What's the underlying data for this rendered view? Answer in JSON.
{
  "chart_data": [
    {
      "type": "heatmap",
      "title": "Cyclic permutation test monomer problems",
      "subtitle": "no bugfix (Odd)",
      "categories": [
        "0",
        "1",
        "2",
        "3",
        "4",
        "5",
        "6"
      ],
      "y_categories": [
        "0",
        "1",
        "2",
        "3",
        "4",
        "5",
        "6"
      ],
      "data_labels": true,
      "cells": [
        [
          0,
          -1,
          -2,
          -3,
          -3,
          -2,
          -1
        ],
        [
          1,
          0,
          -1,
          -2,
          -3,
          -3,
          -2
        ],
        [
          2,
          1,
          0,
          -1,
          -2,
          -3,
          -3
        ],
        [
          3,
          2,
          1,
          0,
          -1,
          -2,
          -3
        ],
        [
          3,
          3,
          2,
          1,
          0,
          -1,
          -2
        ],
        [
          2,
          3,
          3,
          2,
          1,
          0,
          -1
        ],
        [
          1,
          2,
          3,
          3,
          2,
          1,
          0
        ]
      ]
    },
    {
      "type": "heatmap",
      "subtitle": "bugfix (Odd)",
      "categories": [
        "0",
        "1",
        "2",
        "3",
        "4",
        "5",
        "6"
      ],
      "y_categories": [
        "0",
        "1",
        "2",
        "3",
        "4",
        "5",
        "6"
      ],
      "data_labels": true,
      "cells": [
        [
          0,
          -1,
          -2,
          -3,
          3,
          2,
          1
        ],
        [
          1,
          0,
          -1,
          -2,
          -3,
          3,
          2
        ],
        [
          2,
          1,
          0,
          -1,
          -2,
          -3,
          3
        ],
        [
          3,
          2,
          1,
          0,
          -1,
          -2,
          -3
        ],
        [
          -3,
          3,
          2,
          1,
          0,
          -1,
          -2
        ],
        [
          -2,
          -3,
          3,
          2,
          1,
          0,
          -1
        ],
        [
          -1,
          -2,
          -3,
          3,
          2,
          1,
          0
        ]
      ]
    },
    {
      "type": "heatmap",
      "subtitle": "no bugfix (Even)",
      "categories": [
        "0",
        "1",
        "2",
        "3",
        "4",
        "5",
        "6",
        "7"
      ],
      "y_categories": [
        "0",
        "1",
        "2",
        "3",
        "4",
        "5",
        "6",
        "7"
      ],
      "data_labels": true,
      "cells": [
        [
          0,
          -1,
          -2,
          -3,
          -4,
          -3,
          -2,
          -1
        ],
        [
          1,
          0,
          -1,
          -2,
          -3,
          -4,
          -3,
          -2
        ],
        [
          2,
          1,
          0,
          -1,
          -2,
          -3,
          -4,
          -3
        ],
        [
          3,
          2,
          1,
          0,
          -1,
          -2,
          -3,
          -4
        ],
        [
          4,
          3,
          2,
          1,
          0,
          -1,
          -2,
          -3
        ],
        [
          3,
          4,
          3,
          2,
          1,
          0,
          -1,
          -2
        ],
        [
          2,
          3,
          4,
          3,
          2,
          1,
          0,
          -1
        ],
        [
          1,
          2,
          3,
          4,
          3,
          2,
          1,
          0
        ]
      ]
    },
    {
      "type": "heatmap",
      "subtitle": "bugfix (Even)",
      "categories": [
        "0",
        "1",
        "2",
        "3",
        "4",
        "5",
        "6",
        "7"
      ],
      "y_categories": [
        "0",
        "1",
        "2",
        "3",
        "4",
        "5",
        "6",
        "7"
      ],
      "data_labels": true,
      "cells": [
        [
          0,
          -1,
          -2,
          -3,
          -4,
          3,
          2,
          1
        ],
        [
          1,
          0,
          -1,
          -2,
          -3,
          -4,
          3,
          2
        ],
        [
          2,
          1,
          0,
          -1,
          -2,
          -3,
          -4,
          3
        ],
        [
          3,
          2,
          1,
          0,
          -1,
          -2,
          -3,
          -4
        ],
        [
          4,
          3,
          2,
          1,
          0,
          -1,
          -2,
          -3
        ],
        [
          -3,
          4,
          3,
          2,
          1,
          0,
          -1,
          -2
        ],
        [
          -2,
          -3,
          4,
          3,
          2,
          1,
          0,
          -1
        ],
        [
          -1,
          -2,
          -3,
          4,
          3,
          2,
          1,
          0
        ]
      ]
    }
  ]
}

☆ ☆ ☆ ☆

Given request:
Faithfully copy every entry, leaving nothing out.

Full solution:
What's the underlying data for this rendered view? Answer in JSON.
{
  "chart_data": [
    {
      "type": "heatmap",
      "title": "Cyclic permutation test monomer problems",
      "subtitle": "no bugfix (Odd)",
      "categories": [
        "0",
        "1",
        "2",
        "3",
        "4",
        "5",
        "6"
      ],
      "y_categories": [
        "0",
        "1",
        "2",
        "3",
        "4",
        "5",
        "6"
      ],
      "data_labels": true,
      "cells": [
        [
          0,
          -1,
          -2,
          -3,
          -3,
          -2,
          -1
        ],
        [
          1,
          0,
          -1,
          -2,
          -3,
          -3,
          -2
        ],
        [
          2,
          1,
          0,
          -1,
          -2,
          -3,
          -3
        ],
        [
          3,
          2,
          1,
          0,
          -1,
          -2,
          -3
        ],
        [
          3,
          3,
          2,
          1,
          0,
          -1,
          -2
        ],
        [
          2,
          3,
          3,
          2,
          1,
          0,
          -1
        ],
        [
          1,
          2,
          3,
          3,
          2,
          1,
          0
        ]
      ]
    },
    {
      "type": "heatmap",
      "subtitle": "bugfix (Odd)",
      "categories": [
        "0",
        "1",
        "2",
        "3",
        "4",
        "5",
        "6"
      ],
      "y_categories": [
        "0",
        "1",
        "2",
        "3",
        "4",
        "5",
        "6"
      ],
      "data_labels": true,
      "cells": [
        [
          0,
          -1,
          -2,
          -3,
          3,
          2,
          1
        ],
        [
          1,
          0,
          -1,
          -2,
          -3,
          3,
          2
        ],
        [
          2,
          1,
          0,
          -1,
          -2,
          -3,
          3
        ],
        [
          3,
          2,
          1,
          0,
          -1,
          -2,
          -3
        ],
        [
          -3,
          3,
          2,
          1,
          0,
          -1,
          -2
        ],
        [
          -2,
          -3,
          3,
          2,
          1,
          0,
          -1
        ],
        [
          -1,
          -2,
          -3,
          3,
          2,
          1,
          0
        ]
      ]
    },
    {
      "type": "heatmap",
      "subtitle": "no bugfix (Even)",
      "categories": [
        "0",
        "1",
        "2",
        "3",
        "4",
        "5",
        "6",
        "7"
      ],
      "y_categories": [
        "0",
        "1",
        "2",
        "3",
        "4",
        "5",
        "6",
        "7"
      ],
      "data_labels": true,
      "cells": [
        [
          0,
          -1,
          -2,
          -3,
          -4,
          -3,
          -2,
          -1
        ],
        [
          1,
          0,
          -1,
          -2,
          -3,
          -4,
          -3,
          -2
        ],
        [
          2,
          1,
          0,
          -1,
          -2,
          -3,
          -4,
          -3
        ],
        [
          3,
          2,
          1,
          0,
          -1,
          -2,
          -3,
          -4
        ],
        [
          4,
          3,
          2,
          1,
          0,
          -1,
          -2,
          -3
        ],
        [
          3,
          4,
          3,
          2,
          1,
          0,
          -1,
          -2
        ],
        [
          2,
          3,
          4,
          3,
          2,
          1,
          0,
          -1
        ],
        [
          1,
          2,
          3,
          4,
          3,
          2,
          1,
          0
        ]
      ]
    },
    {
      "type": "heatmap",
      "subtitle": "bugfix (Even)",
      "categories": [
        "0",
        "1",
        "2",
        "3",
        "4",
        "5",
        "6",
        "7"
      ],
      "y_categories": [
        "0",
        "1",
        "2",
        "3",
        "4",
        "5",
        "6",
        "7"
      ],
      "data_labels": true,
      "cells": [
        [
          0,
          -1,
          -2,
          -3,
          -4,
          3,
          2,
          1
        ],
        [
          1,
          0,
          -1,
          -2,
          -3,
          -4,
          3,
          2
        ],
        [
          2,
          1,
          0,
          -1,
          -2,
          -3,
          -4,
          3
        ],
        [
          3,
          2,
          1,
          0,
          -1,
          -2,
          -3,
          -4
        ],
        [
          4,
          3,
          2,
          1,
          0,
          -1,
          -2,
          -3
        ],
        [
          -3,
          4,
          3,
          2,
          1,
          0,
          -1,
          -2
        ],
        [
          -2,
          -3,
          4,
          3,
          2,
          1,
          0,
          -1
        ],
        [
          -1,
          -2,
          -3,
          4,
          3,
          2,
          1,
          0
        ]
      ]
    }
  ]
}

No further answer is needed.